WHAT IS BEING ASKED: Select all lines with the string "number" in them, and copy those lines.

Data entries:

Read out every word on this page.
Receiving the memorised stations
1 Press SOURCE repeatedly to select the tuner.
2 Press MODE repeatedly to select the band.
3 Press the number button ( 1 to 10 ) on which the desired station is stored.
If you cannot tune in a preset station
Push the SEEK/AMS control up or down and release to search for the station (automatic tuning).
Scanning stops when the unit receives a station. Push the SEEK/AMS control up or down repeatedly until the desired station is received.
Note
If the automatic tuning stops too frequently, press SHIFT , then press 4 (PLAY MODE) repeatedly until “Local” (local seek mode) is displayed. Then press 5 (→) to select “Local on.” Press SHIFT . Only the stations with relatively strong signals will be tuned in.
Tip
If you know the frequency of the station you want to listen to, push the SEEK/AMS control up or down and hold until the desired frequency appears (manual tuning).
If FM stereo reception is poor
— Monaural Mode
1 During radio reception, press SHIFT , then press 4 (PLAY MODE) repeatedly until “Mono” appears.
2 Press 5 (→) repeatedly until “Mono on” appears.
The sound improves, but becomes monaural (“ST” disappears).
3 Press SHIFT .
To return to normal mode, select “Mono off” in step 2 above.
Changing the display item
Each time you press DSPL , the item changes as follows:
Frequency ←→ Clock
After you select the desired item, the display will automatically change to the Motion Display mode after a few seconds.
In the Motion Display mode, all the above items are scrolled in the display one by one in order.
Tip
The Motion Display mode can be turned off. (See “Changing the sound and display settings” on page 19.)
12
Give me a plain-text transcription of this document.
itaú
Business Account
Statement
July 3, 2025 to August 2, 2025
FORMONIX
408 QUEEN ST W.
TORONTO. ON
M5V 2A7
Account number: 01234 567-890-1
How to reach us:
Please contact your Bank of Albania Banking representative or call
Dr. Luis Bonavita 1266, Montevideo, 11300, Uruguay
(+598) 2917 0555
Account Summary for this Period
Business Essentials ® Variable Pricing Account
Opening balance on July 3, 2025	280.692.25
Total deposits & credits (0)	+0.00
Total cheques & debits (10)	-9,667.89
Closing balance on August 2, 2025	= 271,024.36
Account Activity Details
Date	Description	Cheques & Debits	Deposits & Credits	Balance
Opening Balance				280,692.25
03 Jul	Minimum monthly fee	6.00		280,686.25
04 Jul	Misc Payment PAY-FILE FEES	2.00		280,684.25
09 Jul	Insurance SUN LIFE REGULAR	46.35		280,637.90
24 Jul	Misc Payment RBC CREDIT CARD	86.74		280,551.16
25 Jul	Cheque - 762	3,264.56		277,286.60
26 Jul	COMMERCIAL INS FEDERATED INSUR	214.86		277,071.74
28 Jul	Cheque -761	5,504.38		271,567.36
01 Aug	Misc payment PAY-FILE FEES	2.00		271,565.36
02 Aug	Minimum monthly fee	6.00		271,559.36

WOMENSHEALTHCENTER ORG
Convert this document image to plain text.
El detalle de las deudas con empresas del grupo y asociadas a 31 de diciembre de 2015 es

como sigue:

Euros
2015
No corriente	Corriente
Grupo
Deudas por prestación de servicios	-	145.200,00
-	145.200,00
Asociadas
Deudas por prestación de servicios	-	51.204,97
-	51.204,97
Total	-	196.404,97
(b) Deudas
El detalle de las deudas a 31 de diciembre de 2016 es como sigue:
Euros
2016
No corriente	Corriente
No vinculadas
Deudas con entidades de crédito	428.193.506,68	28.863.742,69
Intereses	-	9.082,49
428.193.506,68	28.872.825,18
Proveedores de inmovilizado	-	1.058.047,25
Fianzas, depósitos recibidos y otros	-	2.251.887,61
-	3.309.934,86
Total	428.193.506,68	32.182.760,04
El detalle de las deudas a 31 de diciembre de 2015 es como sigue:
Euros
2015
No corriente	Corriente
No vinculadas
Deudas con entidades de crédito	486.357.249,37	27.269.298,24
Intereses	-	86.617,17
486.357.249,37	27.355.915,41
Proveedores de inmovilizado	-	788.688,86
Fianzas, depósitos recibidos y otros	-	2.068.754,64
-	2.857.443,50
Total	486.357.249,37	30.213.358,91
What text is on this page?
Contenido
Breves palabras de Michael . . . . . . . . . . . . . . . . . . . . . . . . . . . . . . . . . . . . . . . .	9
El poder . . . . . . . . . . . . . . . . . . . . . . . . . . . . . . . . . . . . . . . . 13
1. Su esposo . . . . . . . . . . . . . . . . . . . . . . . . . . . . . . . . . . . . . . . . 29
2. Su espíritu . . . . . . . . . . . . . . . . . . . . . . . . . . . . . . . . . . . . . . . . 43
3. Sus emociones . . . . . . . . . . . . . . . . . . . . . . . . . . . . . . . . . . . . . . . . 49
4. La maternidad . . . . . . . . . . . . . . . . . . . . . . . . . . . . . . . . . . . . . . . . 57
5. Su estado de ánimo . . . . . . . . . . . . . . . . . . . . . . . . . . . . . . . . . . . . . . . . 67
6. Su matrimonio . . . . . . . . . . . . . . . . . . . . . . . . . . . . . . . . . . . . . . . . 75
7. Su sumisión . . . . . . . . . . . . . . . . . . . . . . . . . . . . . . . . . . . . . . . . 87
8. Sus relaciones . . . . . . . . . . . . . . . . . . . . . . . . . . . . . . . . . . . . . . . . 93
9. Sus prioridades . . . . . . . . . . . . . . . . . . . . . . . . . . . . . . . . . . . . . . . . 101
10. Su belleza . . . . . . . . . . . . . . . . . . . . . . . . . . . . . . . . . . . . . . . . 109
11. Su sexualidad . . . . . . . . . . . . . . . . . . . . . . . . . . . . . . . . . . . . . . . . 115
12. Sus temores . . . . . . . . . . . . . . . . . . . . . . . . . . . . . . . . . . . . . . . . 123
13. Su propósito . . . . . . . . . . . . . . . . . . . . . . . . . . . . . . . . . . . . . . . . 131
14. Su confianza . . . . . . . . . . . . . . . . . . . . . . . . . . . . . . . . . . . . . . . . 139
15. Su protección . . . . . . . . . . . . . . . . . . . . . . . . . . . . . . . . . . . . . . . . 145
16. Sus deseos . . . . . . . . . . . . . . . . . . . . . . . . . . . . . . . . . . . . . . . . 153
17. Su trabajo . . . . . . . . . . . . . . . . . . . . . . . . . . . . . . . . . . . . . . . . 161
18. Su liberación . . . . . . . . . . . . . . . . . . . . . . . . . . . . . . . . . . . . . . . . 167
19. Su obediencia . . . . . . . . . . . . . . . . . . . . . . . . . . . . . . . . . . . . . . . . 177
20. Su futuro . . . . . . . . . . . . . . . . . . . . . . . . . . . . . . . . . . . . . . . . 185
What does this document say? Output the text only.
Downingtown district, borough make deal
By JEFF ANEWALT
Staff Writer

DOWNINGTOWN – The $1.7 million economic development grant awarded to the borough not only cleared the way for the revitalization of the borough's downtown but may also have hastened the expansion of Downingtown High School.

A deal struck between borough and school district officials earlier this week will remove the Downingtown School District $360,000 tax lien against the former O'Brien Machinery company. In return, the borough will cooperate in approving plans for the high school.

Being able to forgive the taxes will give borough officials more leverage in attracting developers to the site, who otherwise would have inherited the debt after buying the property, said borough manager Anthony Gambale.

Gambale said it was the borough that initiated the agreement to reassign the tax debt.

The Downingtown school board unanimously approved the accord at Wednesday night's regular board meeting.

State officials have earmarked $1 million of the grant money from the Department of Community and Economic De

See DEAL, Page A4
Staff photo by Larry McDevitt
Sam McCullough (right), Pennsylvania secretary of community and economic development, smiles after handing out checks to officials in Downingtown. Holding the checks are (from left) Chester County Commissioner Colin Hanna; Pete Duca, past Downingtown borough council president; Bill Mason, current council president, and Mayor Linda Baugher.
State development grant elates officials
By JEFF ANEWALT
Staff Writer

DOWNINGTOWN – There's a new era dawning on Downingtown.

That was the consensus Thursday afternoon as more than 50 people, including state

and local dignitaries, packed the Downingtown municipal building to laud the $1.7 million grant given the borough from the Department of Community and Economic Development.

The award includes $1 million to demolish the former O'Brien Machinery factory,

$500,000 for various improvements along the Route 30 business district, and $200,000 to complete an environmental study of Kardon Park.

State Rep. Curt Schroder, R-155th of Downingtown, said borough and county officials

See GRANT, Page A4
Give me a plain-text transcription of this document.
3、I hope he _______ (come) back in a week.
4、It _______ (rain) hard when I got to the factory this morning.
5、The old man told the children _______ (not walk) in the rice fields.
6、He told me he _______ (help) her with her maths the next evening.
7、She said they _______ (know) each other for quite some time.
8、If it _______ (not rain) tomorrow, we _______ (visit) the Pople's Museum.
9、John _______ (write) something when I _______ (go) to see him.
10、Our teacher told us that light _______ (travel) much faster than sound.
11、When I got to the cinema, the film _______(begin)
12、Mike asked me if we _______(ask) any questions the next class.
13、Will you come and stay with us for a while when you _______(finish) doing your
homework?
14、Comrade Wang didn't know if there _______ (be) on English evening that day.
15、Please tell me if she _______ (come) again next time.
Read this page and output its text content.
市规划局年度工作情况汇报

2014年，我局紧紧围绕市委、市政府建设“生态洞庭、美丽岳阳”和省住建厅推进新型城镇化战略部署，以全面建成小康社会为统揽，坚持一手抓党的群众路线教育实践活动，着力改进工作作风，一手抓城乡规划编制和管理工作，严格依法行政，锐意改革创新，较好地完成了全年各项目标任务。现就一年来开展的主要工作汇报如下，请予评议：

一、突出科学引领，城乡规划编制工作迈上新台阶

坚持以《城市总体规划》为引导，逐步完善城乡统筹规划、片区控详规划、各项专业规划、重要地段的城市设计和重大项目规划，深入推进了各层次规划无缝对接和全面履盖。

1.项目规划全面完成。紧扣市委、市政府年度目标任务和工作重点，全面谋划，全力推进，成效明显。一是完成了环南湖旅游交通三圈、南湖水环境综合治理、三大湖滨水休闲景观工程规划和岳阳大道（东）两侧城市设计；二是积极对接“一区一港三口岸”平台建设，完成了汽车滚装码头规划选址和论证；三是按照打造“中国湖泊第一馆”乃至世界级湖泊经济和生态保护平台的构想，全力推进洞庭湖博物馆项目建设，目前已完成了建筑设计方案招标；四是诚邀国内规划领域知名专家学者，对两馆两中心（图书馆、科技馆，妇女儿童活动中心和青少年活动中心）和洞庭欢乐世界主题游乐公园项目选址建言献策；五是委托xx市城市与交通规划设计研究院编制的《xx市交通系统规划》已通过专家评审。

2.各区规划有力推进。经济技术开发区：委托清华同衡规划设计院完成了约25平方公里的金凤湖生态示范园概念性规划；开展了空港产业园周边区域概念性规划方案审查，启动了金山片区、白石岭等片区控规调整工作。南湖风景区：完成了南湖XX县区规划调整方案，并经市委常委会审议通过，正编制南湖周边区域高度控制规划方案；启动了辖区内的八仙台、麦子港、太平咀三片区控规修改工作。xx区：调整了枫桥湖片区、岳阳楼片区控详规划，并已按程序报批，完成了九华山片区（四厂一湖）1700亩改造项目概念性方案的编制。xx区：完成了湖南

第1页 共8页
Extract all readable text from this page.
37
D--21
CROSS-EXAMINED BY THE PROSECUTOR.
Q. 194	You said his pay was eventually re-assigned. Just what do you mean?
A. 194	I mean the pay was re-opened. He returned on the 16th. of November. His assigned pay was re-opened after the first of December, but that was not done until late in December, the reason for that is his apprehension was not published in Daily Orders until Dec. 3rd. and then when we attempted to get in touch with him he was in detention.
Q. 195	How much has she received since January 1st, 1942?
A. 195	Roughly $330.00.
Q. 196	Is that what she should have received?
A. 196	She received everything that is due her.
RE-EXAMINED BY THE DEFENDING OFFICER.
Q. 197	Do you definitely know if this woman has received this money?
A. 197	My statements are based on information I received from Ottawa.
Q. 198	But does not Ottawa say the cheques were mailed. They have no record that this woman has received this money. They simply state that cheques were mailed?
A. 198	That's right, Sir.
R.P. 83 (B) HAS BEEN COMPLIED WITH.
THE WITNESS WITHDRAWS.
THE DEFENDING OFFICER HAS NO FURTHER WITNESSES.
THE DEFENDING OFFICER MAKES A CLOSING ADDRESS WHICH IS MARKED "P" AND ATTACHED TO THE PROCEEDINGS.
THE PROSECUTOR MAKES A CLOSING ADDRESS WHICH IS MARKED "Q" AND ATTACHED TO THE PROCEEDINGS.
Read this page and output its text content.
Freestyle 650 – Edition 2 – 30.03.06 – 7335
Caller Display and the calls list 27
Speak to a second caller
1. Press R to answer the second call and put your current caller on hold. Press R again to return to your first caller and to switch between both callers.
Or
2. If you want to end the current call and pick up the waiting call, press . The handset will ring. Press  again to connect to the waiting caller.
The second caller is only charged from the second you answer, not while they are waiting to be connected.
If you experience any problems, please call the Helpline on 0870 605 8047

FINISHED EXERCISE:
3 Press the number button ( 1 to 10 ) on which the desired station is stored.
Account number: 01234 567-890-1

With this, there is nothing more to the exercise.